> [Problem description]: Could you give the data below again, exactly and completely?

> [Input for this task]:

>>

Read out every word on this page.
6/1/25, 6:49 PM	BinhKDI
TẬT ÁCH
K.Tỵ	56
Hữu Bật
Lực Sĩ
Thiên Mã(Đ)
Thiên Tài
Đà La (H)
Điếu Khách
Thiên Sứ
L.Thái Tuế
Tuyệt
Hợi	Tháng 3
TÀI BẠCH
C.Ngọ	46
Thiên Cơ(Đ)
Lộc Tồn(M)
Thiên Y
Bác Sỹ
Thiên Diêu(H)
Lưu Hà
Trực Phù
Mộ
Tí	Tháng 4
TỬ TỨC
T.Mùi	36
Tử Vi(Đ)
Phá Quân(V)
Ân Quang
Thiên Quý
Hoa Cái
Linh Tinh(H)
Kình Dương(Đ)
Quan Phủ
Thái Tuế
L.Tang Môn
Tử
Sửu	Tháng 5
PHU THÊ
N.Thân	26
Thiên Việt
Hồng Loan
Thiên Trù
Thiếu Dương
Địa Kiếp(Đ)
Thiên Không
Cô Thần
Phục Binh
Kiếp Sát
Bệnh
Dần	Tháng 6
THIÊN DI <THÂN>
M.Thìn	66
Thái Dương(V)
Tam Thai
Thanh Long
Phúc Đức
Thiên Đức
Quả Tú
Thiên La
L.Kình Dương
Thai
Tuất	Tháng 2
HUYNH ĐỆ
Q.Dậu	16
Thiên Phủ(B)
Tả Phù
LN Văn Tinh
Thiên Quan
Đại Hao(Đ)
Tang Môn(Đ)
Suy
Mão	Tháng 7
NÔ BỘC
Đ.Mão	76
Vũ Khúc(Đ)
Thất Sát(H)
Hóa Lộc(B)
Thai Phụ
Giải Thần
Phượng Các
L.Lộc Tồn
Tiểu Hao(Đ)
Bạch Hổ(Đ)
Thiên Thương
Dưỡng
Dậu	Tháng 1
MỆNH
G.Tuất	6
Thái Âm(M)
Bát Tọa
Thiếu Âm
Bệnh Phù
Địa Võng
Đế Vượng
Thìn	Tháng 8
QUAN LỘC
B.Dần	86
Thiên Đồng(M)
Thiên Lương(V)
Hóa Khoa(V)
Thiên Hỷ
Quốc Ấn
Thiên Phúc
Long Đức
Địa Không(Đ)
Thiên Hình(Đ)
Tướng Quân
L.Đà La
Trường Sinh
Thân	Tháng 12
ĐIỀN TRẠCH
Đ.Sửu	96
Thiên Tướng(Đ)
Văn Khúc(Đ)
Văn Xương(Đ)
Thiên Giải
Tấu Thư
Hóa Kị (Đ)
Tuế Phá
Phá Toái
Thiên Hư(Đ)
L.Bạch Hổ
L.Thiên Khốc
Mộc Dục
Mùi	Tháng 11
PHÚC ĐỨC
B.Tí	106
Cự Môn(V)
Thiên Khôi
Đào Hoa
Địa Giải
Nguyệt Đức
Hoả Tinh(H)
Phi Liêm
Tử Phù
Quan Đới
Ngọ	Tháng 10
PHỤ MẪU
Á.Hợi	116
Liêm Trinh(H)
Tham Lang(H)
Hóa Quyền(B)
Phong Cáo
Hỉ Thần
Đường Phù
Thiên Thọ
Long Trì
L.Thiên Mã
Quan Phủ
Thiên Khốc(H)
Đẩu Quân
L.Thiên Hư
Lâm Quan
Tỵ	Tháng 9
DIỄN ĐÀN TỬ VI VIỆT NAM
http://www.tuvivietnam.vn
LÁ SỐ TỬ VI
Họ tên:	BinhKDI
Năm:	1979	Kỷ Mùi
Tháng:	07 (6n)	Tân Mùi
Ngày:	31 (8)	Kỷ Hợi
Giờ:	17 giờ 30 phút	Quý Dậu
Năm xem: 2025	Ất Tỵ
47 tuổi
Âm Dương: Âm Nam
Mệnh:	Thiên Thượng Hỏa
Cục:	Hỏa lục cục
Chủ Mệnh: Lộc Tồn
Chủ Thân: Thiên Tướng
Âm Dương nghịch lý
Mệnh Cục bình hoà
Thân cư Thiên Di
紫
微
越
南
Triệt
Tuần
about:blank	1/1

<<

> [Answer for the task]:
Read out every word on this page.
6/1/25, 6:49 PM	BinhKDI
TẬT ÁCH
K.Tỵ	56
Hữu Bật
Lực Sĩ
Thiên Mã(Đ)
Thiên Tài
Đà La (H)
Điếu Khách
Thiên Sứ
L.Thái Tuế
Tuyệt
Hợi	Tháng 3
TÀI BẠCH
C.Ngọ	46
Thiên Cơ(Đ)
Lộc Tồn(M)
Thiên Y
Bác Sỹ
Thiên Diêu(H)
Lưu Hà
Trực Phù
Mộ
Tí	Tháng 4
TỬ TỨC
T.Mùi	36
Tử Vi(Đ)
Phá Quân(V)
Ân Quang
Thiên Quý
Hoa Cái
Linh Tinh(H)
Kình Dương(Đ)
Quan Phủ
Thái Tuế
L.Tang Môn
Tử
Sửu	Tháng 5
PHU THÊ
N.Thân	26
Thiên Việt
Hồng Loan
Thiên Trù
Thiếu Dương
Địa Kiếp(Đ)
Thiên Không
Cô Thần
Phục Binh
Kiếp Sát
Bệnh
Dần	Tháng 6
THIÊN DI <THÂN>
M.Thìn	66
Thái Dương(V)
Tam Thai
Thanh Long
Phúc Đức
Thiên Đức
Quả Tú
Thiên La
L.Kình Dương
Thai
Tuất	Tháng 2
HUYNH ĐỆ
Q.Dậu	16
Thiên Phủ(B)
Tả Phù
LN Văn Tinh
Thiên Quan
Đại Hao(Đ)
Tang Môn(Đ)
Suy
Mão	Tháng 7
NÔ BỘC
Đ.Mão	76
Vũ Khúc(Đ)
Thất Sát(H)
Hóa Lộc(B)
Thai Phụ
Giải Thần
Phượng Các
L.Lộc Tồn
Tiểu Hao(Đ)
Bạch Hổ(Đ)
Thiên Thương
Dưỡng
Dậu	Tháng 1
MỆNH
G.Tuất	6
Thái Âm(M)
Bát Tọa
Thiếu Âm
Bệnh Phù
Địa Võng
Đế Vượng
Thìn	Tháng 8
QUAN LỘC
B.Dần	86
Thiên Đồng(M)
Thiên Lương(V)
Hóa Khoa(V)
Thiên Hỷ
Quốc Ấn
Thiên Phúc
Long Đức
Địa Không(Đ)
Thiên Hình(Đ)
Tướng Quân
L.Đà La
Trường Sinh
Thân	Tháng 12
ĐIỀN TRẠCH
Đ.Sửu	96
Thiên Tướng(Đ)
Văn Khúc(Đ)
Văn Xương(Đ)
Thiên Giải
Tấu Thư
Hóa Kị (Đ)
Tuế Phá
Phá Toái
Thiên Hư(Đ)
L.Bạch Hổ
L.Thiên Khốc
Mộc Dục
Mùi	Tháng 11
PHÚC ĐỨC
B.Tí	106
Cự Môn(V)
Thiên Khôi
Đào Hoa
Địa Giải
Nguyệt Đức
Hoả Tinh(H)
Phi Liêm
Tử Phù
Quan Đới
Ngọ	Tháng 10
PHỤ MẪU
Á.Hợi	116
Liêm Trinh(H)
Tham Lang(H)
Hóa Quyền(B)
Phong Cáo
Hỉ Thần
Đường Phù
Thiên Thọ
Long Trì
L.Thiên Mã
Quan Phủ
Thiên Khốc(H)
Đẩu Quân
L.Thiên Hư
Lâm Quan
Tỵ	Tháng 9
DIỄN ĐÀN TỬ VI VIỆT NAM
http://www.tuvivietnam.vn
LÁ SỐ TỬ VI
Họ tên:	BinhKDI
Năm:	1979	Kỷ Mùi
Tháng:	07 (6n)	Tân Mùi
Ngày:	31 (8)	Kỷ Hợi
Giờ:	17 giờ 30 phút	Quý Dậu
Năm xem: 2025	Ất Tỵ
47 tuổi
Âm Dương: Âm Nam
Mệnh:	Thiên Thượng Hỏa
Cục:	Hỏa lục cục
Chủ Mệnh: Lộc Tồn
Chủ Thân: Thiên Tướng
Âm Dương nghịch lý
Mệnh Cục bình hoà
Thân cư Thiên Di
紫
微
越
南
Triệt
Tuần
about:blank	1/1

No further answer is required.